Count each line below that has "function" anywhere in it. Answer with the total alone.
[begin Material for this exercise]
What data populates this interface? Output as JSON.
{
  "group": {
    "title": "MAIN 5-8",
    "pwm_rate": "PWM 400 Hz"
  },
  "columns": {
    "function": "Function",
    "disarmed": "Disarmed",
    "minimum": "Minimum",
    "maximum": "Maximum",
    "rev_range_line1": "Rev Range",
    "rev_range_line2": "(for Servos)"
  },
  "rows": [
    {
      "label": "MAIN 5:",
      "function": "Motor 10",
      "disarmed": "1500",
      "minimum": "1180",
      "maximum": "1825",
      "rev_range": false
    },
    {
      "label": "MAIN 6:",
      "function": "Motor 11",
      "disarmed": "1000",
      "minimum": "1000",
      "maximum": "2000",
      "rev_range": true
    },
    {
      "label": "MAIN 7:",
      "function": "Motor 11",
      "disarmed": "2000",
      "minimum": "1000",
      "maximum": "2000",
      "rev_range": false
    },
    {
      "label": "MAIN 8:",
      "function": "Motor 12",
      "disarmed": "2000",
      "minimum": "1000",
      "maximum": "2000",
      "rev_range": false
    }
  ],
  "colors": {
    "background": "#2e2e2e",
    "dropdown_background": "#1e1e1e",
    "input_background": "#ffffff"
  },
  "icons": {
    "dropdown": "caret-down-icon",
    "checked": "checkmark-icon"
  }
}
[end Material for this exercise]
Solution to the problem: 5